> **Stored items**
.....

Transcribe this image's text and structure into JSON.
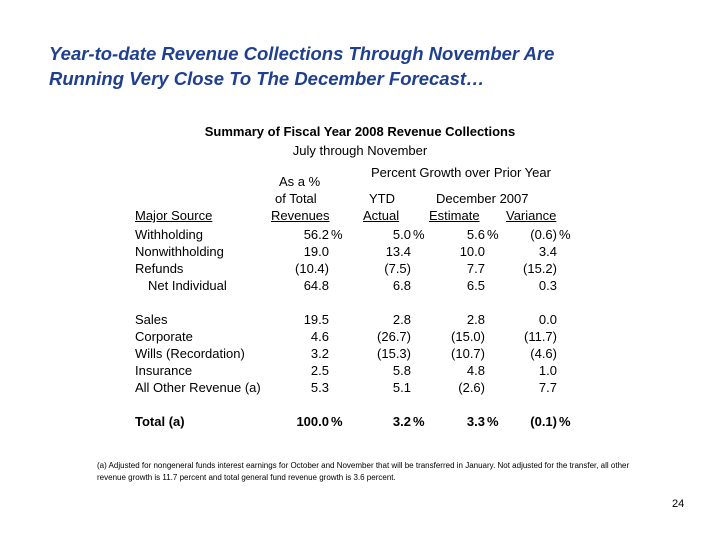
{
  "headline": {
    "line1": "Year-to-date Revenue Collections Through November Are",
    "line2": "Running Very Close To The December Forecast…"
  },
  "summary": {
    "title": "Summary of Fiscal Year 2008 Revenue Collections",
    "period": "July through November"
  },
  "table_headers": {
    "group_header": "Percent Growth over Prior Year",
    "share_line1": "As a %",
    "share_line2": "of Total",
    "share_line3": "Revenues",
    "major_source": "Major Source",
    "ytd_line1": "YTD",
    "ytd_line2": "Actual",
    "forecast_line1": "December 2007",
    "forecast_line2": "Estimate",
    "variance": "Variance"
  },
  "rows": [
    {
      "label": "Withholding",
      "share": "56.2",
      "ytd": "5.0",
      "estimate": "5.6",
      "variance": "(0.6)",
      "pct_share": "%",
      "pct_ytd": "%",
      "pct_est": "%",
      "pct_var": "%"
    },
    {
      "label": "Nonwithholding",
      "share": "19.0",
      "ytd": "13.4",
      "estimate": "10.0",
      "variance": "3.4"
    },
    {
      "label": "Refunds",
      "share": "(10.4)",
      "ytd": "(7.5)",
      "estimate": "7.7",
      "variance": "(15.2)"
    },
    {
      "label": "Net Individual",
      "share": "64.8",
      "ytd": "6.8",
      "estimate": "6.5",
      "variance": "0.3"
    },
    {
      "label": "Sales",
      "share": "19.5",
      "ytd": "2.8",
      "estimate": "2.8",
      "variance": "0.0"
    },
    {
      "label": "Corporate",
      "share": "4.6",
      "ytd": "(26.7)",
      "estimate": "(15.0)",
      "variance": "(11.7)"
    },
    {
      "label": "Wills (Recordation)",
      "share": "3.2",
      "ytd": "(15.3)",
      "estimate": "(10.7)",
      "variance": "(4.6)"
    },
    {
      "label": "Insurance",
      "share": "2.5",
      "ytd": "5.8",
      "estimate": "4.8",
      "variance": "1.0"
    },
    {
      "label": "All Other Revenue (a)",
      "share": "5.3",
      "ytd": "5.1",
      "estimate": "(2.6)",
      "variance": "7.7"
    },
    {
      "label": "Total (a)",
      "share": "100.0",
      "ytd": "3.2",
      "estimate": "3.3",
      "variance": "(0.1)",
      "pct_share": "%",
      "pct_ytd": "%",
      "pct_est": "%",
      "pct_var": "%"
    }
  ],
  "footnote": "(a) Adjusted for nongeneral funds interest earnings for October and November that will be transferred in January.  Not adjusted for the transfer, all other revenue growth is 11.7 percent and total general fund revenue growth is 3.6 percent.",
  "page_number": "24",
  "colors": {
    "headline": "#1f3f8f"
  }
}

.....

> **Goal**
Look through the material and copy each line that has "variance".

> **Written solution**
    "variance": "Variance"
      "variance": "(0.6)",
      "variance": "3.4"
      "variance": "(15.2)"
      "variance": "0.3"
      "variance": "0.0"
      "variance": "(11.7)"
      "variance": "(4.6)"
      "variance": "1.0"
      "variance": "7.7"
      "variance": "(0.1)",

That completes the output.